(WHAT IS EXPECTED): Emit all the data exactly as provided.
** EXERCISE INPUT follows **
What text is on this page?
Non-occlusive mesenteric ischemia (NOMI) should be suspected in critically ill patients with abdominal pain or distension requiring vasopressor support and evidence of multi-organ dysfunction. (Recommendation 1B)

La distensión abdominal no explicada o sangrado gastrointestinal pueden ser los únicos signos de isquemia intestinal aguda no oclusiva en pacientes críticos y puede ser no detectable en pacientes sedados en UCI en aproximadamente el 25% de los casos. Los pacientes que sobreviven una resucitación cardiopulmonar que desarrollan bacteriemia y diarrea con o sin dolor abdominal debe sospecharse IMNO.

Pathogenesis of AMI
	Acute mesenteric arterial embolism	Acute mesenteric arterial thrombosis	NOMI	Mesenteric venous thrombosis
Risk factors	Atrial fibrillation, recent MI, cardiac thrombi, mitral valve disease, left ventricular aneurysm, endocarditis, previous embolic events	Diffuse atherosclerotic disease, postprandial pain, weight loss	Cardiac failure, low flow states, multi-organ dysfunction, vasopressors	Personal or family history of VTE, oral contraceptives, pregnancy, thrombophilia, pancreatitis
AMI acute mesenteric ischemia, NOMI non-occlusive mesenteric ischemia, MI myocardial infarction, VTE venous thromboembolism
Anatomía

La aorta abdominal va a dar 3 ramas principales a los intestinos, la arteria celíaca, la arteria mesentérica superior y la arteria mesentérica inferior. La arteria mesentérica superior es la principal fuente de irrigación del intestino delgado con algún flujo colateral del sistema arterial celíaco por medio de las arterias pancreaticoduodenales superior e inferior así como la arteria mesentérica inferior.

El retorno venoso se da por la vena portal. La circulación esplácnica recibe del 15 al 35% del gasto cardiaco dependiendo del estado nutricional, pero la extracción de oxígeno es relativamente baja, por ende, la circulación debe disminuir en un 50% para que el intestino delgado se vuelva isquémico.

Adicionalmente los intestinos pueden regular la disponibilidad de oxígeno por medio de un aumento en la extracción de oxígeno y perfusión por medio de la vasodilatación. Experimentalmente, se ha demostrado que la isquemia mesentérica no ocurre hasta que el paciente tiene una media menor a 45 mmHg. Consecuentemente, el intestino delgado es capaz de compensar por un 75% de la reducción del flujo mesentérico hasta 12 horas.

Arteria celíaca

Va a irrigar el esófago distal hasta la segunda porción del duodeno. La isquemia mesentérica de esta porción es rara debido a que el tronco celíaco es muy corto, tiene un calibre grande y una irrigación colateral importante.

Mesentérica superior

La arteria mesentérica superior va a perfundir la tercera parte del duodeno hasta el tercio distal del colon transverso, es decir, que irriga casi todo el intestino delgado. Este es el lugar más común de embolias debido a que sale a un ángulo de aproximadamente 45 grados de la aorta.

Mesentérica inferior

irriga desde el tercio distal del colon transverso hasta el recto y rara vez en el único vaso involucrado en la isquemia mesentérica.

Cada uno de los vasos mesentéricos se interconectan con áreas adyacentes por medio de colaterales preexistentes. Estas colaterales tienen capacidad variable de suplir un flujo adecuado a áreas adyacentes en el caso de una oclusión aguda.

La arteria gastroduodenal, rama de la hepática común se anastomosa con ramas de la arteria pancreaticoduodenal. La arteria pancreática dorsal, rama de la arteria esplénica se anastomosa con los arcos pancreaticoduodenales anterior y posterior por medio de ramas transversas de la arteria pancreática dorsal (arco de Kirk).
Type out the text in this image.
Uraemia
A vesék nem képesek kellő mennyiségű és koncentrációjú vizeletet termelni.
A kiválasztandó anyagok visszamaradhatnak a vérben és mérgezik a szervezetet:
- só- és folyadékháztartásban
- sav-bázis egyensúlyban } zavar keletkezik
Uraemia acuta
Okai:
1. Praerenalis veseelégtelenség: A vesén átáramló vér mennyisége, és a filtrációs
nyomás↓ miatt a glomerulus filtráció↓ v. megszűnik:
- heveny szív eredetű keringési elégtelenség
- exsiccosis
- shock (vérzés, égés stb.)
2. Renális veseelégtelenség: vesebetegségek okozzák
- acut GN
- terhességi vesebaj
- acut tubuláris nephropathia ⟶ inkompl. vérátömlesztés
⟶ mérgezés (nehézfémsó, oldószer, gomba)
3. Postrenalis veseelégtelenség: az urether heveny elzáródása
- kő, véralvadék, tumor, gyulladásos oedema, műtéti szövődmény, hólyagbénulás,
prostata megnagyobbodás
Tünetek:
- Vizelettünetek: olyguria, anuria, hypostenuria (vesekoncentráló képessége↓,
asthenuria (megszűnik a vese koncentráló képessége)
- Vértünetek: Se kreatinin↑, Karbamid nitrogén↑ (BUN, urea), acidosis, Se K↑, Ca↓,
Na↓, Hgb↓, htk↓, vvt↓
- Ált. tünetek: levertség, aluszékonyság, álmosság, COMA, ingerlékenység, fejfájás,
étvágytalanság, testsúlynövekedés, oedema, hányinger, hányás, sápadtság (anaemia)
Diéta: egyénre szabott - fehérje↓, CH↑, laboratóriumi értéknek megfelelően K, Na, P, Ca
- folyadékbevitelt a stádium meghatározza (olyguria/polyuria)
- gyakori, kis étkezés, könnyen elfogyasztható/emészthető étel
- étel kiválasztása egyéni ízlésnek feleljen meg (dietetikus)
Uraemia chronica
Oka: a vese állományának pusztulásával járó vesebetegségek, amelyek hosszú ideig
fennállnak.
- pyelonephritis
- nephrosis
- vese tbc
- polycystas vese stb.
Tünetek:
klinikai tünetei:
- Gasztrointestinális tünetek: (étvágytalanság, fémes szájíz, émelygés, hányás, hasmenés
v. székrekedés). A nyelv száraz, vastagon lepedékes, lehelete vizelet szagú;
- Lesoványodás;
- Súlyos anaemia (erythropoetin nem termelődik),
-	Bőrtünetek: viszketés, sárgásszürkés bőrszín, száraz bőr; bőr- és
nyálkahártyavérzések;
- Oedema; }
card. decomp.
** End of EXERCISE INPUT **
(SOLUTION TO THE PROBLEM):
What text is on this page?
Non-occlusive mesenteric ischemia (NOMI) should be suspected in critically ill patients with abdominal pain or distension requiring vasopressor support and evidence of multi-organ dysfunction. (Recommendation 1B)

La distensión abdominal no explicada o sangrado gastrointestinal pueden ser los únicos signos de isquemia intestinal aguda no oclusiva en pacientes críticos y puede ser no detectable en pacientes sedados en UCI en aproximadamente el 25% de los casos. Los pacientes que sobreviven una resucitación cardiopulmonar que desarrollan bacteriemia y diarrea con o sin dolor abdominal debe sospecharse IMNO.

Pathogenesis of AMI
	Acute mesenteric arterial embolism	Acute mesenteric arterial thrombosis	NOMI	Mesenteric venous thrombosis
Risk factors	Atrial fibrillation, recent MI, cardiac thrombi, mitral valve disease, left ventricular aneurysm, endocarditis, previous embolic events	Diffuse atherosclerotic disease, postprandial pain, weight loss	Cardiac failure, low flow states, multi-organ dysfunction, vasopressors	Personal or family history of VTE, oral contraceptives, pregnancy, thrombophilia, pancreatitis
AMI acute mesenteric ischemia, NOMI non-occlusive mesenteric ischemia, MI myocardial infarction, VTE venous thromboembolism
Anatomía

La aorta abdominal va a dar 3 ramas principales a los intestinos, la arteria celíaca, la arteria mesentérica superior y la arteria mesentérica inferior. La arteria mesentérica superior es la principal fuente de irrigación del intestino delgado con algún flujo colateral del sistema arterial celíaco por medio de las arterias pancreaticoduodenales superior e inferior así como la arteria mesentérica inferior.

El retorno venoso se da por la vena portal. La circulación esplácnica recibe del 15 al 35% del gasto cardiaco dependiendo del estado nutricional, pero la extracción de oxígeno es relativamente baja, por ende, la circulación debe disminuir en un 50% para que el intestino delgado se vuelva isquémico.

Adicionalmente los intestinos pueden regular la disponibilidad de oxígeno por medio de un aumento en la extracción de oxígeno y perfusión por medio de la vasodilatación. Experimentalmente, se ha demostrado que la isquemia mesentérica no ocurre hasta que el paciente tiene una media menor a 45 mmHg. Consecuentemente, el intestino delgado es capaz de compensar por un 75% de la reducción del flujo mesentérico hasta 12 horas.

Arteria celíaca

Va a irrigar el esófago distal hasta la segunda porción del duodeno. La isquemia mesentérica de esta porción es rara debido a que el tronco celíaco es muy corto, tiene un calibre grande y una irrigación colateral importante.

Mesentérica superior

La arteria mesentérica superior va a perfundir la tercera parte del duodeno hasta el tercio distal del colon transverso, es decir, que irriga casi todo el intestino delgado. Este es el lugar más común de embolias debido a que sale a un ángulo de aproximadamente 45 grados de la aorta.

Mesentérica inferior

irriga desde el tercio distal del colon transverso hasta el recto y rara vez en el único vaso involucrado en la isquemia mesentérica.

Cada uno de los vasos mesentéricos se interconectan con áreas adyacentes por medio de colaterales preexistentes. Estas colaterales tienen capacidad variable de suplir un flujo adecuado a áreas adyacentes en el caso de una oclusión aguda.

La arteria gastroduodenal, rama de la hepática común se anastomosa con ramas de la arteria pancreaticoduodenal. La arteria pancreática dorsal, rama de la arteria esplénica se anastomosa con los arcos pancreaticoduodenales anterior y posterior por medio de ramas transversas de la arteria pancreática dorsal (arco de Kirk).
Type out the text in this image.
Uraemia
A vesék nem képesek kellő mennyiségű és koncentrációjú vizeletet termelni.
A kiválasztandó anyagok visszamaradhatnak a vérben és mérgezik a szervezetet:
- só- és folyadékháztartásban
- sav-bázis egyensúlyban } zavar keletkezik
Uraemia acuta
Okai:
1. Praerenalis veseelégtelenség: A vesén átáramló vér mennyisége, és a filtrációs
nyomás↓ miatt a glomerulus filtráció↓ v. megszűnik:
- heveny szív eredetű keringési elégtelenség
- exsiccosis
- shock (vérzés, égés stb.)
2. Renális veseelégtelenség: vesebetegségek okozzák
- acut GN
- terhességi vesebaj
- acut tubuláris nephropathia ⟶ inkompl. vérátömlesztés
⟶ mérgezés (nehézfémsó, oldószer, gomba)
3. Postrenalis veseelégtelenség: az urether heveny elzáródása
- kő, véralvadék, tumor, gyulladásos oedema, műtéti szövődmény, hólyagbénulás,
prostata megnagyobbodás
Tünetek:
- Vizelettünetek: olyguria, anuria, hypostenuria (vesekoncentráló képessége↓,
asthenuria (megszűnik a vese koncentráló képessége)
- Vértünetek: Se kreatinin↑, Karbamid nitrogén↑ (BUN, urea), acidosis, Se K↑, Ca↓,
Na↓, Hgb↓, htk↓, vvt↓
- Ált. tünetek: levertség, aluszékonyság, álmosság, COMA, ingerlékenység, fejfájás,
étvágytalanság, testsúlynövekedés, oedema, hányinger, hányás, sápadtság (anaemia)
Diéta: egyénre szabott - fehérje↓, CH↑, laboratóriumi értéknek megfelelően K, Na, P, Ca
- folyadékbevitelt a stádium meghatározza (olyguria/polyuria)
- gyakori, kis étkezés, könnyen elfogyasztható/emészthető étel
- étel kiválasztása egyéni ízlésnek feleljen meg (dietetikus)
Uraemia chronica
Oka: a vese állományának pusztulásával járó vesebetegségek, amelyek hosszú ideig
fennállnak.
- pyelonephritis
- nephrosis
- vese tbc
- polycystas vese stb.
Tünetek:
klinikai tünetei:
- Gasztrointestinális tünetek: (étvágytalanság, fémes szájíz, émelygés, hányás, hasmenés
v. székrekedés). A nyelv száraz, vastagon lepedékes, lehelete vizelet szagú;
- Lesoványodás;
- Súlyos anaemia (erythropoetin nem termelődik),
-	Bőrtünetek: viszketés, sárgásszürkés bőrszín, száraz bőr; bőr- és
nyálkahártyavérzések;
- Oedema; }
card. decomp.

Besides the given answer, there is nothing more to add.